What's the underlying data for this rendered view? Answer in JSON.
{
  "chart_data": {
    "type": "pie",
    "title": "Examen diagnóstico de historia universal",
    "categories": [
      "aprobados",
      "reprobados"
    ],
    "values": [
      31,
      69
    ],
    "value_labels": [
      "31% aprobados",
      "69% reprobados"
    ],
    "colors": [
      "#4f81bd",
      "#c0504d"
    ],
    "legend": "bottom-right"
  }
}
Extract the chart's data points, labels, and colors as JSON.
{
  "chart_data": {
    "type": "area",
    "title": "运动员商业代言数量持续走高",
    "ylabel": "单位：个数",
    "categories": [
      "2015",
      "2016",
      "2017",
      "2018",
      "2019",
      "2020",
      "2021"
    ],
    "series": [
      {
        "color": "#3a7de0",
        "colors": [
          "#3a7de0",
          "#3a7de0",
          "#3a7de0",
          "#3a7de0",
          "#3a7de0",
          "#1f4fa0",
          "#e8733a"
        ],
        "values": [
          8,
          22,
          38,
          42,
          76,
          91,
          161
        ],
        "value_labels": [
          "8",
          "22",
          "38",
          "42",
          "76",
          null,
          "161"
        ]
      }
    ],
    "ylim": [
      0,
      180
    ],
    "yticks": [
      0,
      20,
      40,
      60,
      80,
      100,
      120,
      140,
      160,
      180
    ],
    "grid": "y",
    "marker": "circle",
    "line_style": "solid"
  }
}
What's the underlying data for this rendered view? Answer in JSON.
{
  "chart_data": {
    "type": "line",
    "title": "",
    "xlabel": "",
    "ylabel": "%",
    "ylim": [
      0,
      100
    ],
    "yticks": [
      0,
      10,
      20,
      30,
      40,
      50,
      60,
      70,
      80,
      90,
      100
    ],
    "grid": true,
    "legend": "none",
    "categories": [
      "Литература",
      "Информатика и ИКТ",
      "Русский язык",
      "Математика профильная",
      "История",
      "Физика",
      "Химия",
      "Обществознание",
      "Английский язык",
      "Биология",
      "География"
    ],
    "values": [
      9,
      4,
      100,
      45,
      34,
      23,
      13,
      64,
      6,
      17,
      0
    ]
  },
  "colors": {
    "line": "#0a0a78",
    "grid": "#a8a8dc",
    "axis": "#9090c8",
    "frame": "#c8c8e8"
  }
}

What is required:
Retype the records that precede this task, keeping them exactly the same.

Full answer:
What's the underlying data for this rendered view? Answer in JSON.
{
  "chart_data": {
    "type": "pie",
    "title": "Examen diagnóstico de historia universal",
    "categories": [
      "aprobados",
      "reprobados"
    ],
    "values": [
      31,
      69
    ],
    "value_labels": [
      "31% aprobados",
      "69% reprobados"
    ],
    "colors": [
      "#4f81bd",
      "#c0504d"
    ],
    "legend": "bottom-right"
  }
}
Extract the chart's data points, labels, and colors as JSON.
{
  "chart_data": {
    "type": "area",
    "title": "运动员商业代言数量持续走高",
    "ylabel": "单位：个数",
    "categories": [
      "2015",
      "2016",
      "2017",
      "2018",
      "2019",
      "2020",
      "2021"
    ],
    "series": [
      {
        "color": "#3a7de0",
        "colors": [
          "#3a7de0",
          "#3a7de0",
          "#3a7de0",
          "#3a7de0",
          "#3a7de0",
          "#1f4fa0",
          "#e8733a"
        ],
        "values": [
          8,
          22,
          38,
          42,
          76,
          91,
          161
        ],
        "value_labels": [
          "8",
          "22",
          "38",
          "42",
          "76",
          null,
          "161"
        ]
      }
    ],
    "ylim": [
      0,
      180
    ],
    "yticks": [
      0,
      20,
      40,
      60,
      80,
      100,
      120,
      140,
      160,
      180
    ],
    "grid": "y",
    "marker": "circle",
    "line_style": "solid"
  }
}
What's the underlying data for this rendered view? Answer in JSON.
{
  "chart_data": {
    "type": "line",
    "title": "",
    "xlabel": "",
    "ylabel": "%",
    "ylim": [
      0,
      100
    ],
    "yticks": [
      0,
      10,
      20,
      30,
      40,
      50,
      60,
      70,
      80,
      90,
      100
    ],
    "grid": true,
    "legend": "none",
    "categories": [
      "Литература",
      "Информатика и ИКТ",
      "Русский язык",
      "Математика профильная",
      "История",
      "Физика",
      "Химия",
      "Обществознание",
      "Английский язык",
      "Биология",
      "География"
    ],
    "values": [
      9,
      4,
      100,
      45,
      34,
      23,
      13,
      64,
      6,
      17,
      0
    ]
  },
  "colors": {
    "line": "#0a0a78",
    "grid": "#a8a8dc",
    "axis": "#9090c8",
    "frame": "#c8c8e8"
  }
}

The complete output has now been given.